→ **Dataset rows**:
++++++++++++++++++++

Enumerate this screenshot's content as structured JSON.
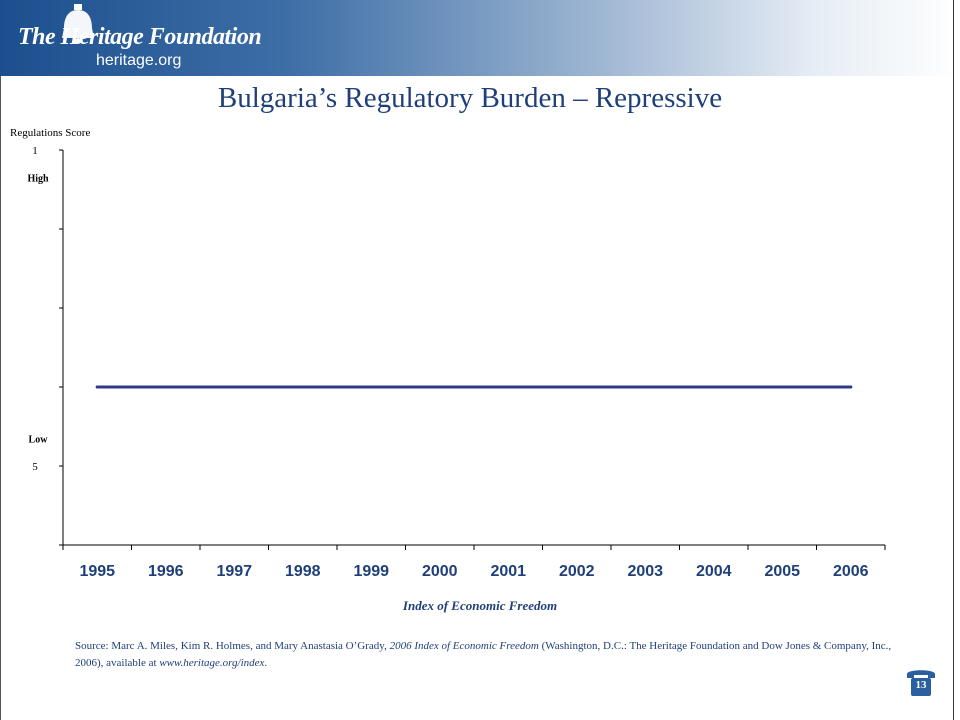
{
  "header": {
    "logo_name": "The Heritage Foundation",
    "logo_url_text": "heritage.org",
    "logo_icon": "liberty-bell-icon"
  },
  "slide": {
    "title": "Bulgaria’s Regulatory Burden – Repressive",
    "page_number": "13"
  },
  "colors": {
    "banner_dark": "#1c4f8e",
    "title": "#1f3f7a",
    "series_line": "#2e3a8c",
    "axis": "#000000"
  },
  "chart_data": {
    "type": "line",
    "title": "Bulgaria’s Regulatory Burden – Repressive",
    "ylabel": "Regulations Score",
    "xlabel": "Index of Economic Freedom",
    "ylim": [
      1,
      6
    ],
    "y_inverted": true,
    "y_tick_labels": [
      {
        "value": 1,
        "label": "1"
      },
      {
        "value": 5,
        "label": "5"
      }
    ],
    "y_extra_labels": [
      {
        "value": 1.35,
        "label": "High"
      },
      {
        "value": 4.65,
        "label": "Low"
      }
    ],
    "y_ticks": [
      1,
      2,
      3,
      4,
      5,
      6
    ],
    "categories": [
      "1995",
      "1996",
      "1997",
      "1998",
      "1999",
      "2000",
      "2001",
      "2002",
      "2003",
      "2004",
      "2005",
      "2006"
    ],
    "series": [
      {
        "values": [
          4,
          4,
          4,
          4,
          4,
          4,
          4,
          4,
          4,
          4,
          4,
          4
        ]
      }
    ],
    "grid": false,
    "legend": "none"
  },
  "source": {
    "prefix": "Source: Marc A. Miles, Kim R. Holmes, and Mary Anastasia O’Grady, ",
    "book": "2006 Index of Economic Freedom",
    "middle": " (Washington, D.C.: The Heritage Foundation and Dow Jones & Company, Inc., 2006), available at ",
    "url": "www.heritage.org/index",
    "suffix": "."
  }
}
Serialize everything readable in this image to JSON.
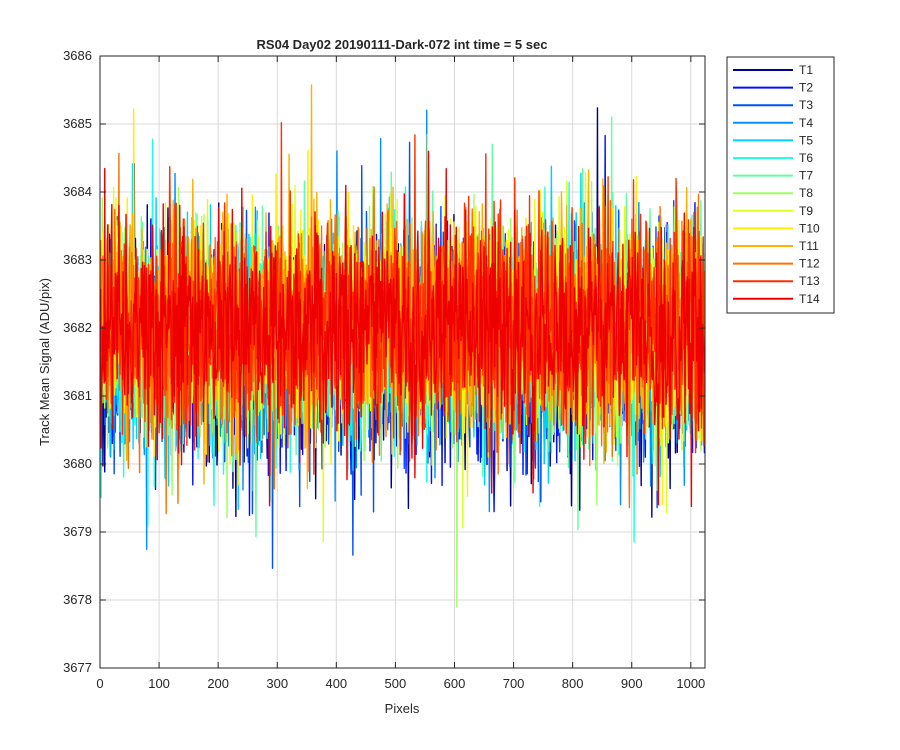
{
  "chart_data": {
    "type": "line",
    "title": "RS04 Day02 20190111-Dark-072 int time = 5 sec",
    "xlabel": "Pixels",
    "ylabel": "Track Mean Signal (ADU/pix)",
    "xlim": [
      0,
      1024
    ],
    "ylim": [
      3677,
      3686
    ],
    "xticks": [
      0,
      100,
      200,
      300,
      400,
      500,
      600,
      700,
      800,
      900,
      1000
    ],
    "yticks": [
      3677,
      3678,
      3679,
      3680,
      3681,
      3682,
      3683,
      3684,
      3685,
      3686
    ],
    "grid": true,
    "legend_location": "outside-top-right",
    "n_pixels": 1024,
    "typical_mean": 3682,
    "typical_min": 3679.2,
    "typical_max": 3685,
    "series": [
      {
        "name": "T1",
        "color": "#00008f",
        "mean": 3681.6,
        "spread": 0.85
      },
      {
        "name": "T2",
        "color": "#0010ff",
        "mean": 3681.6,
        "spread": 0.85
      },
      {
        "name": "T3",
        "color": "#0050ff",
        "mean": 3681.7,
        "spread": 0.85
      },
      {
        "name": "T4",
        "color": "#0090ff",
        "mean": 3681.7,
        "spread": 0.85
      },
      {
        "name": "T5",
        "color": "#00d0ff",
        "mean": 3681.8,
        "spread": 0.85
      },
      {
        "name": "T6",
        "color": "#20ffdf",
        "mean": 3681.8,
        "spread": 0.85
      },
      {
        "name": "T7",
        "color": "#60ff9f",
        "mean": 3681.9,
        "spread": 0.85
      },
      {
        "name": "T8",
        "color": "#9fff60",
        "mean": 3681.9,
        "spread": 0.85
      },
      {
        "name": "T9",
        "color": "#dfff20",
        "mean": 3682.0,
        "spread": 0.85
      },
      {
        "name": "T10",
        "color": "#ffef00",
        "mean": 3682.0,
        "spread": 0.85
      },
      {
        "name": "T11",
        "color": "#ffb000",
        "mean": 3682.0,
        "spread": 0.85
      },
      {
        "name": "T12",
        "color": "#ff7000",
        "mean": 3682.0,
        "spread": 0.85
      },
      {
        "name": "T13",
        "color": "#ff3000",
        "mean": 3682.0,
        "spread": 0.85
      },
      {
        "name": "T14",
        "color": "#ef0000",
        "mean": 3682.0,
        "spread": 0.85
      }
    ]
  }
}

++++++++++++++++++++

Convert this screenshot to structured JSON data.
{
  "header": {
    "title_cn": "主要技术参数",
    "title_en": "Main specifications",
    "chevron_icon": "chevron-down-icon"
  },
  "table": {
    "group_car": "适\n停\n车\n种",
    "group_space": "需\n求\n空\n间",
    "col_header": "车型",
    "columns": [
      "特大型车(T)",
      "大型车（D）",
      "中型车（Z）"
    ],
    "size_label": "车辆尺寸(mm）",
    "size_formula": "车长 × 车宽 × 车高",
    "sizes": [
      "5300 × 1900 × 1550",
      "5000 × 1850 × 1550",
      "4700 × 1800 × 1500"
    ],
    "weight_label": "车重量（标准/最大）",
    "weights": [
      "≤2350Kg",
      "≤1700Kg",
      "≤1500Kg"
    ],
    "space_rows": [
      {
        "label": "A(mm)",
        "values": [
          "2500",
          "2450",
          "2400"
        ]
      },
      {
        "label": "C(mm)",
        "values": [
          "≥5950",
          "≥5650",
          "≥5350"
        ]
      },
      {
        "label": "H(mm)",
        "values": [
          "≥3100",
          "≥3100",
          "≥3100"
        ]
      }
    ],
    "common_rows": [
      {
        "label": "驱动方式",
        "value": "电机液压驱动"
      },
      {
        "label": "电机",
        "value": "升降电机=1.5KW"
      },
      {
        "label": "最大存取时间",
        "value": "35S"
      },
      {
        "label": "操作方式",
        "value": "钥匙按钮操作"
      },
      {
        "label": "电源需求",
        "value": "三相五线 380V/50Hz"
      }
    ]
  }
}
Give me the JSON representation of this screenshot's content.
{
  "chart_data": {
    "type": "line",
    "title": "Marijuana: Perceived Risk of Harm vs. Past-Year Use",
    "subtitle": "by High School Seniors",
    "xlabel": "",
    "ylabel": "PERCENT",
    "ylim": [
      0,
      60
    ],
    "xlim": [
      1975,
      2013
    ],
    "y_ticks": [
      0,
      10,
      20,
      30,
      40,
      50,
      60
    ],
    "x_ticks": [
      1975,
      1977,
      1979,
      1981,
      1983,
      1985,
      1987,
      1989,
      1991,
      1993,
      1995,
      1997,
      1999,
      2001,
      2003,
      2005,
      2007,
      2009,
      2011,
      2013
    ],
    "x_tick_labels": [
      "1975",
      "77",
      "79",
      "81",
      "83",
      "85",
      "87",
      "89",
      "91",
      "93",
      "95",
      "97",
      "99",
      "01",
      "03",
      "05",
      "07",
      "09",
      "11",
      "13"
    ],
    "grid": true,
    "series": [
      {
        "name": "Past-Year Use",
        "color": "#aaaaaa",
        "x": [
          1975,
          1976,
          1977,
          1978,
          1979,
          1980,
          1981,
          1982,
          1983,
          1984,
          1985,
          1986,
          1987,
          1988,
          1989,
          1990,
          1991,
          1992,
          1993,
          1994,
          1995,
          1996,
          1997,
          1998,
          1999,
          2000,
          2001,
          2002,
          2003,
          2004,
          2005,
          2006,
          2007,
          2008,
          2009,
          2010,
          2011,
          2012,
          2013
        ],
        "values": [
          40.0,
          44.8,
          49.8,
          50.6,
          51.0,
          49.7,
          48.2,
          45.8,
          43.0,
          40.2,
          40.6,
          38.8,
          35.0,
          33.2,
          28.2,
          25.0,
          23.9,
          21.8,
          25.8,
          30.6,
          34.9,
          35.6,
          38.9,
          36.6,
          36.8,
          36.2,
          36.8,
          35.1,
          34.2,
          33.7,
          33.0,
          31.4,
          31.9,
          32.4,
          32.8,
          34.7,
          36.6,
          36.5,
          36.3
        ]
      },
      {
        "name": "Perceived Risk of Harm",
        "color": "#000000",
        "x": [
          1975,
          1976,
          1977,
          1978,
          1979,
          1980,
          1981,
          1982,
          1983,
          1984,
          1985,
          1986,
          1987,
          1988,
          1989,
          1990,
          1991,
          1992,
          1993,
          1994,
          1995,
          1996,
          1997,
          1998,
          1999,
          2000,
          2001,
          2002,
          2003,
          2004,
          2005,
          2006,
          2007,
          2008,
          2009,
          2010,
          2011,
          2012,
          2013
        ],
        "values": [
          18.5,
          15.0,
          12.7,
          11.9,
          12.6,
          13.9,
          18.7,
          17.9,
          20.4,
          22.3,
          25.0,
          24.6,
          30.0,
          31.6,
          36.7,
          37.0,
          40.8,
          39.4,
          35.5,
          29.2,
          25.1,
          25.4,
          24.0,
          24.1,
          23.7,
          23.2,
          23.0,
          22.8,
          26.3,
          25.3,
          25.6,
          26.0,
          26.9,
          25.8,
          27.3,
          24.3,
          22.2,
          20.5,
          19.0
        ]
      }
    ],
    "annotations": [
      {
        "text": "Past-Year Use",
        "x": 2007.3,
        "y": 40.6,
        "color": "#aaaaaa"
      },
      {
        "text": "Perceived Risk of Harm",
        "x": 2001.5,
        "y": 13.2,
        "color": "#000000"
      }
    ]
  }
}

++++++++++++++++++++

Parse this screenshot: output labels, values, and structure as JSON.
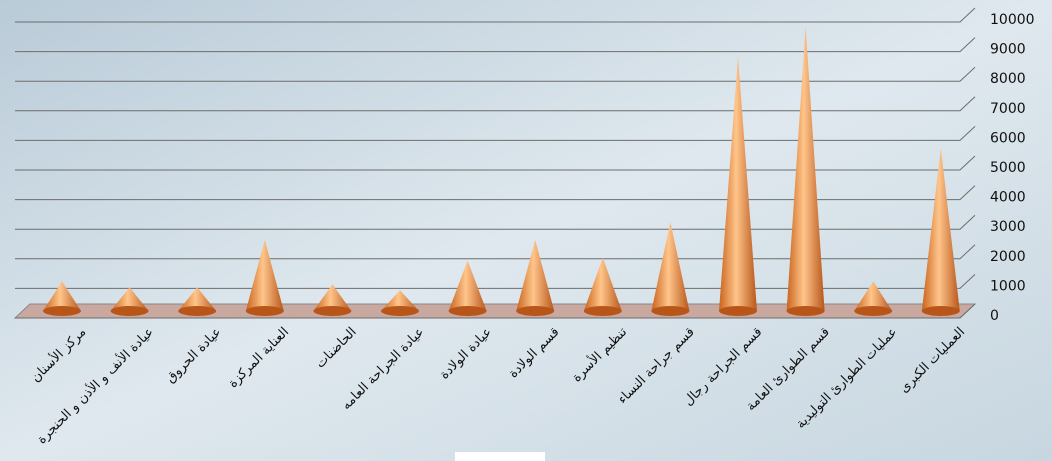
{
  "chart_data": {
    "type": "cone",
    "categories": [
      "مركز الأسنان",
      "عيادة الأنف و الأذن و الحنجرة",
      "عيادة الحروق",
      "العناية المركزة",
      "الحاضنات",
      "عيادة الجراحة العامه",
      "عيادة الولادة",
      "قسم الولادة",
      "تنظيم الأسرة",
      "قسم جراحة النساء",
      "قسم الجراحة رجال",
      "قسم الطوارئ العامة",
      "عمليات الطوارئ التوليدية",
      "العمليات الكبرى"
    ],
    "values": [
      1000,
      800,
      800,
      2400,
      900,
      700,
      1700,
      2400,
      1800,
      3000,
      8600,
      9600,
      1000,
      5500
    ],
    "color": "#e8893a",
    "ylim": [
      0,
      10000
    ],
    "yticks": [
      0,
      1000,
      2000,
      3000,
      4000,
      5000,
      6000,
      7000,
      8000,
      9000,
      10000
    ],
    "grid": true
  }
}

++++++++++++++++++++

→ **What the task asks**: Search the data for "ylabel" and list every line in which it occurs.

→ **Problem solution**:
    "ylabel": "Regulations Score",
    "ylabel": "Track Mean Signal (ADU/pix)",
    "ylabel": "PERCENT",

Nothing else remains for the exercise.